◆ **Written instruction**
Type every record exactly as it appears.

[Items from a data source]
§
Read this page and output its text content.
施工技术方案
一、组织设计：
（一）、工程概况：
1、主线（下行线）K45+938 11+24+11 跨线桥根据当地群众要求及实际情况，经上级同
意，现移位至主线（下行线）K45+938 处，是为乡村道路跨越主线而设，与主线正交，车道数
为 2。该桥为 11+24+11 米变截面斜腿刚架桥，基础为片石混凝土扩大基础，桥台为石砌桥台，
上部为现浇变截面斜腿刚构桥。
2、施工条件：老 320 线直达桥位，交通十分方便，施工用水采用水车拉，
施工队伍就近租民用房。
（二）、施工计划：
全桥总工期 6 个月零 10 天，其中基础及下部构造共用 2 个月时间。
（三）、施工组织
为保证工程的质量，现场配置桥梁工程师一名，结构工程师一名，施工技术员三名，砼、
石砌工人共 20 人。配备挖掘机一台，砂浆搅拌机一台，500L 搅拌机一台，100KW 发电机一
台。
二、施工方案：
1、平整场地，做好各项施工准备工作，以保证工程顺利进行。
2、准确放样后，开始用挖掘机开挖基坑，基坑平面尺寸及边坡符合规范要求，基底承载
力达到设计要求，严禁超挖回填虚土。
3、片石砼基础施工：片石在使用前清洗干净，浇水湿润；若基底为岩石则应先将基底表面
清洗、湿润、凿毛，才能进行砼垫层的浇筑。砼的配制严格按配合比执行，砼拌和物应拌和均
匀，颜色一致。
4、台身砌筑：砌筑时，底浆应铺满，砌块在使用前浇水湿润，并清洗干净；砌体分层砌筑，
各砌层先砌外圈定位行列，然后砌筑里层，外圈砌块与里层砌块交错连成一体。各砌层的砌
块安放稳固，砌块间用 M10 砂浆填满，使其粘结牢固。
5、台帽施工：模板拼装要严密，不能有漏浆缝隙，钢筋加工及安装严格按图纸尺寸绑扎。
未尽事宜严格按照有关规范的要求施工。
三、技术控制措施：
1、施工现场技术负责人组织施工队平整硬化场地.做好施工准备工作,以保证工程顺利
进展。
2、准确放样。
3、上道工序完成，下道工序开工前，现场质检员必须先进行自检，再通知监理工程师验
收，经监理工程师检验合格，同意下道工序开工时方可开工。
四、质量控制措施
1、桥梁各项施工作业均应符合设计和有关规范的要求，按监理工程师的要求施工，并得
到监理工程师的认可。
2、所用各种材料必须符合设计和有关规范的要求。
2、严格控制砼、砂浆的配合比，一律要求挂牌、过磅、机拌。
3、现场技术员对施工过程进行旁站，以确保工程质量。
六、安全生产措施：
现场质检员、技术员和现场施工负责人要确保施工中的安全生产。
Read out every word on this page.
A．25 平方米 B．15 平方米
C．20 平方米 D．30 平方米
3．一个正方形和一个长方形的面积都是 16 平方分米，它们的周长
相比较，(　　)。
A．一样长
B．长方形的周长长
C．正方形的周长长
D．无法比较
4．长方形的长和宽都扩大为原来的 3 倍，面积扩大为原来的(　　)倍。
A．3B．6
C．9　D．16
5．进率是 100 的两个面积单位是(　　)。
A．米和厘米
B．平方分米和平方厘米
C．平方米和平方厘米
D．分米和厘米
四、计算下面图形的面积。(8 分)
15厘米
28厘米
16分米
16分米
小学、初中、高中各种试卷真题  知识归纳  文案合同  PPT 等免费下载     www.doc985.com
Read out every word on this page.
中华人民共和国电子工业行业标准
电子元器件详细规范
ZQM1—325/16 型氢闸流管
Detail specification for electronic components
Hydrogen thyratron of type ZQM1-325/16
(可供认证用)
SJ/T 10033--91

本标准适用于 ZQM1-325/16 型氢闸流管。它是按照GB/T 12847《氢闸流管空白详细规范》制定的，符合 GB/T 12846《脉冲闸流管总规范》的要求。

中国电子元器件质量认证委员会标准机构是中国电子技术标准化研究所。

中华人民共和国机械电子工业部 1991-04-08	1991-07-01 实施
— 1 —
§
◆ **The reply**
Read this page and output its text content.
施工技术方案
一、组织设计：
（一）、工程概况：
1、主线（下行线）K45+938 11+24+11 跨线桥根据当地群众要求及实际情况，经上级同
意，现移位至主线（下行线）K45+938 处，是为乡村道路跨越主线而设，与主线正交，车道数
为 2。该桥为 11+24+11 米变截面斜腿刚架桥，基础为片石混凝土扩大基础，桥台为石砌桥台，
上部为现浇变截面斜腿刚构桥。
2、施工条件：老 320 线直达桥位，交通十分方便，施工用水采用水车拉，
施工队伍就近租民用房。
（二）、施工计划：
全桥总工期 6 个月零 10 天，其中基础及下部构造共用 2 个月时间。
（三）、施工组织
为保证工程的质量，现场配置桥梁工程师一名，结构工程师一名，施工技术员三名，砼、
石砌工人共 20 人。配备挖掘机一台，砂浆搅拌机一台，500L 搅拌机一台，100KW 发电机一
台。
二、施工方案：
1、平整场地，做好各项施工准备工作，以保证工程顺利进行。
2、准确放样后，开始用挖掘机开挖基坑，基坑平面尺寸及边坡符合规范要求，基底承载
力达到设计要求，严禁超挖回填虚土。
3、片石砼基础施工：片石在使用前清洗干净，浇水湿润；若基底为岩石则应先将基底表面
清洗、湿润、凿毛，才能进行砼垫层的浇筑。砼的配制严格按配合比执行，砼拌和物应拌和均
匀，颜色一致。
4、台身砌筑：砌筑时，底浆应铺满，砌块在使用前浇水湿润，并清洗干净；砌体分层砌筑，
各砌层先砌外圈定位行列，然后砌筑里层，外圈砌块与里层砌块交错连成一体。各砌层的砌
块安放稳固，砌块间用 M10 砂浆填满，使其粘结牢固。
5、台帽施工：模板拼装要严密，不能有漏浆缝隙，钢筋加工及安装严格按图纸尺寸绑扎。
未尽事宜严格按照有关规范的要求施工。
三、技术控制措施：
1、施工现场技术负责人组织施工队平整硬化场地.做好施工准备工作,以保证工程顺利
进展。
2、准确放样。
3、上道工序完成，下道工序开工前，现场质检员必须先进行自检，再通知监理工程师验
收，经监理工程师检验合格，同意下道工序开工时方可开工。
四、质量控制措施
1、桥梁各项施工作业均应符合设计和有关规范的要求，按监理工程师的要求施工，并得
到监理工程师的认可。
2、所用各种材料必须符合设计和有关规范的要求。
2、严格控制砼、砂浆的配合比，一律要求挂牌、过磅、机拌。
3、现场技术员对施工过程进行旁站，以确保工程质量。
六、安全生产措施：
现场质检员、技术员和现场施工负责人要确保施工中的安全生产。
Read out every word on this page.
A．25 平方米 B．15 平方米
C．20 平方米 D．30 平方米
3．一个正方形和一个长方形的面积都是 16 平方分米，它们的周长
相比较，(　　)。
A．一样长
B．长方形的周长长
C．正方形的周长长
D．无法比较
4．长方形的长和宽都扩大为原来的 3 倍，面积扩大为原来的(　　)倍。
A．3B．6
C．9　D．16
5．进率是 100 的两个面积单位是(　　)。
A．米和厘米
B．平方分米和平方厘米
C．平方米和平方厘米
D．分米和厘米
四、计算下面图形的面积。(8 分)
15厘米
28厘米
16分米
16分米
小学、初中、高中各种试卷真题  知识归纳  文案合同  PPT 等免费下载     www.doc985.com
Read out every word on this page.
中华人民共和国电子工业行业标准
电子元器件详细规范
ZQM1—325/16 型氢闸流管
Detail specification for electronic components
Hydrogen thyratron of type ZQM1-325/16
(可供认证用)
SJ/T 10033--91

本标准适用于 ZQM1-325/16 型氢闸流管。它是按照GB/T 12847《氢闸流管空白详细规范》制定的，符合 GB/T 12846《脉冲闸流管总规范》的要求。

中国电子元器件质量认证委员会标准机构是中国电子技术标准化研究所。

中华人民共和国机械电子工业部 1991-04-08	1991-07-01 实施
— 1 —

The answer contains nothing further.